▸ **Written request**:
From the entries below, copy every line where the string "name" appears.

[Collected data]
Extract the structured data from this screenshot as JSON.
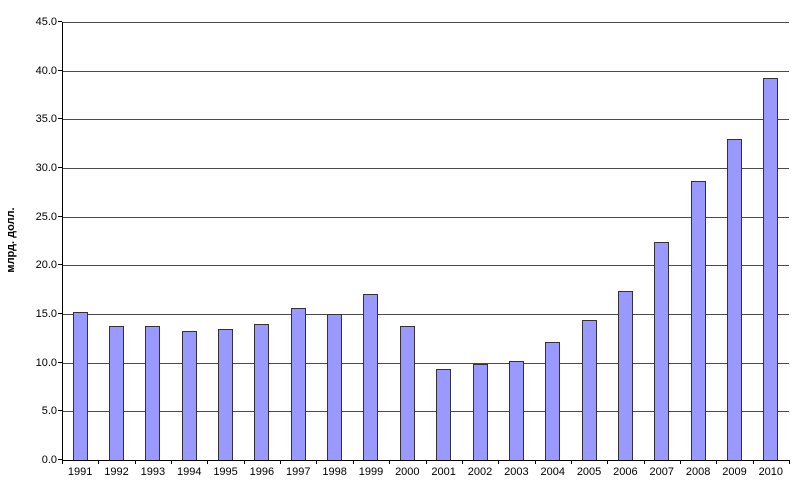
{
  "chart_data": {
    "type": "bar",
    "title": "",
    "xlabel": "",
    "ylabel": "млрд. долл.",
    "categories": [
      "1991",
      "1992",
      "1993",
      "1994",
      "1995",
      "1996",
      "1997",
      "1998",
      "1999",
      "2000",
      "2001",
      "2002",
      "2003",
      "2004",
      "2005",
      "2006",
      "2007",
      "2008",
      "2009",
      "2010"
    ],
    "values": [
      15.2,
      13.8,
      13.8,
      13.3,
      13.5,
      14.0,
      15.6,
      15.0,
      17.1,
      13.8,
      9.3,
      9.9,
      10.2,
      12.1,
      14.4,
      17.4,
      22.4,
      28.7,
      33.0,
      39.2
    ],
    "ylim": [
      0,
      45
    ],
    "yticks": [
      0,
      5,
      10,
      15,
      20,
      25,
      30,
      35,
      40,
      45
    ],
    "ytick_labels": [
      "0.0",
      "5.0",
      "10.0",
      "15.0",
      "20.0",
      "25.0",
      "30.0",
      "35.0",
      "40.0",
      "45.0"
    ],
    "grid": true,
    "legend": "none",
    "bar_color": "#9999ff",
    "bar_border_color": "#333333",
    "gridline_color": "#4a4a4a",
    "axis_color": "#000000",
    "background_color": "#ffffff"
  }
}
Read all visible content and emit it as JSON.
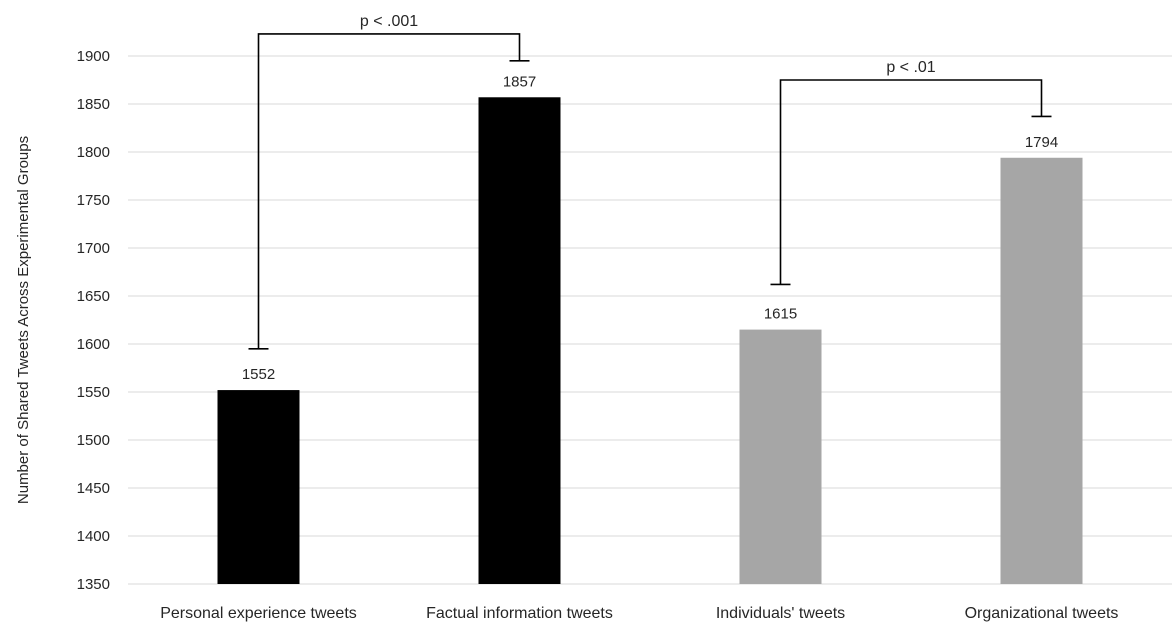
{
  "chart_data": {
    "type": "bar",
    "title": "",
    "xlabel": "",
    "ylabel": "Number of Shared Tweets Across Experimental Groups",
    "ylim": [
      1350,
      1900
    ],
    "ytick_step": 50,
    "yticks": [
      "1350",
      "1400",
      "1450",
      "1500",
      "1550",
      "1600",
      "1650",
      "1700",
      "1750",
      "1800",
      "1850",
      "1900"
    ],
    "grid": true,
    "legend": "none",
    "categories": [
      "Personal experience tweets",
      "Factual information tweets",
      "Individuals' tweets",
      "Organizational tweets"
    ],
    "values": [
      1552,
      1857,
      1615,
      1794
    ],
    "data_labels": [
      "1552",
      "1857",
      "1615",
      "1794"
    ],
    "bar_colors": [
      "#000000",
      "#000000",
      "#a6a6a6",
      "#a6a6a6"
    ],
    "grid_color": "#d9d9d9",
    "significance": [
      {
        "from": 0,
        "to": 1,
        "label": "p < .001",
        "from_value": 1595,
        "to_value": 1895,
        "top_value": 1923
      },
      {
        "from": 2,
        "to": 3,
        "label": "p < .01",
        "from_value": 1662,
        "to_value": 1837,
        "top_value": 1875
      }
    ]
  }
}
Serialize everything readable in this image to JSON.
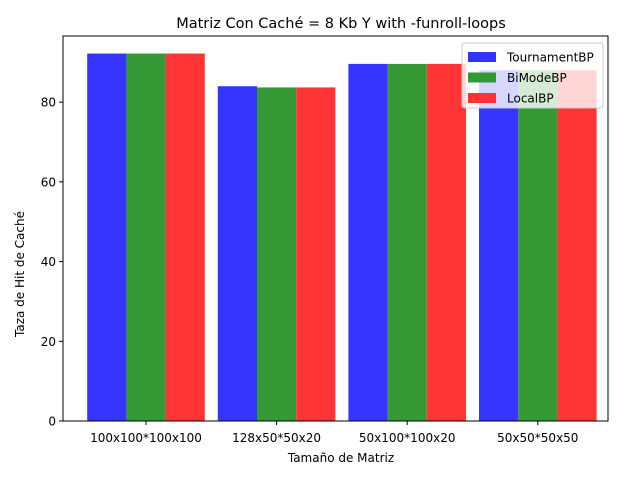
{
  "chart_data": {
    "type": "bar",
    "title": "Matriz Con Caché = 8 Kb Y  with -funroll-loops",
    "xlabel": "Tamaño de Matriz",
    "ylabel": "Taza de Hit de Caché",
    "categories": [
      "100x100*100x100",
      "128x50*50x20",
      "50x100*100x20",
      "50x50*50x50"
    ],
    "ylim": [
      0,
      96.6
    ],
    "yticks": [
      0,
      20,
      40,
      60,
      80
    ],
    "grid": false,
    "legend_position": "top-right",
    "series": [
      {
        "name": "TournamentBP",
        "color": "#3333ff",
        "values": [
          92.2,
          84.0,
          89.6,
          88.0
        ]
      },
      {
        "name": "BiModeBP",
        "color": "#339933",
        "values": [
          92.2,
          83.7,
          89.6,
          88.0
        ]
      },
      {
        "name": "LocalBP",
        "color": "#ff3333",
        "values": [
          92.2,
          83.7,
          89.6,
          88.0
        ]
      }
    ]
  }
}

▸ **The output**:
        "name": "TournamentBP",
        "name": "BiModeBP",
        "name": "LocalBP",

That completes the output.